Exercise description
List each line of the data that holds the string "Staff", please.
◇ ◇ ◇ ◇
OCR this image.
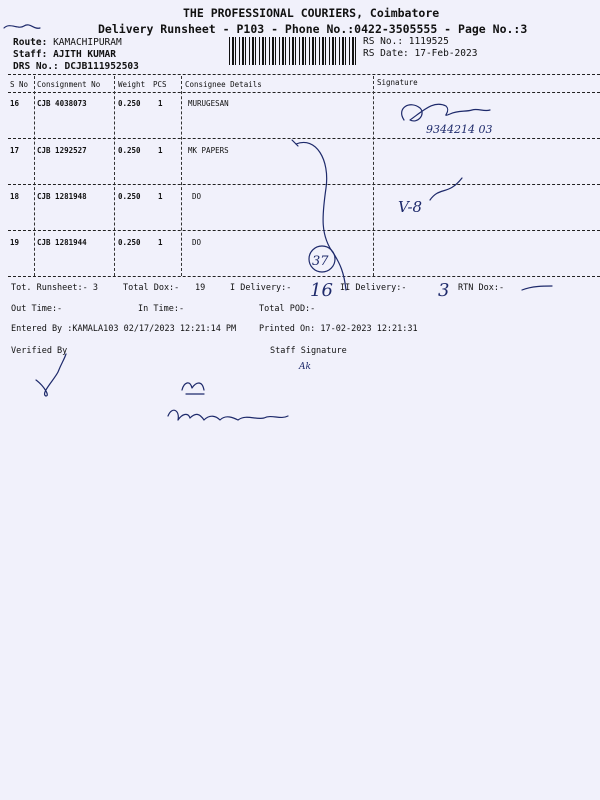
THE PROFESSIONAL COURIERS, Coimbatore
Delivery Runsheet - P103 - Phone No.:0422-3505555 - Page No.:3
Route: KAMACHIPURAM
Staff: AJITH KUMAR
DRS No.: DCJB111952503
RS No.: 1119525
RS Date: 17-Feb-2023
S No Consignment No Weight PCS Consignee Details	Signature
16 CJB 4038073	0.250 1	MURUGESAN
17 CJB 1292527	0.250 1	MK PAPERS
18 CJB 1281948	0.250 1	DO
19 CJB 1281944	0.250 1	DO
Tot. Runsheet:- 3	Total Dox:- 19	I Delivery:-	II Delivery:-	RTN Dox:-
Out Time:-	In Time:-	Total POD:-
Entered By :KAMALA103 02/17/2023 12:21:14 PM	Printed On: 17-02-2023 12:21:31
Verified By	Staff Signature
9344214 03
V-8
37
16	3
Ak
◇ ◇ ◇ ◇
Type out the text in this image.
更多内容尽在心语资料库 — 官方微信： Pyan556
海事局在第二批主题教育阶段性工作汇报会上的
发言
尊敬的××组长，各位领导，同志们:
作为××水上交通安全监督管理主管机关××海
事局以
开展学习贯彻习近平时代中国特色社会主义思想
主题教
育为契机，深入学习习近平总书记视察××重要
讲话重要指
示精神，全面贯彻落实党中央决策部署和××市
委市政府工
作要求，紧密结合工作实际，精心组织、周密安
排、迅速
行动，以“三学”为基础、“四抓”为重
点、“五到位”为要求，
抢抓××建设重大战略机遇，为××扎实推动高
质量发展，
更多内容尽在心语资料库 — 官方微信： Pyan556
◇ ◇ ◇ ◇
Worked answer
Staff: AJITH KUMAR
Verified By	Staff Signature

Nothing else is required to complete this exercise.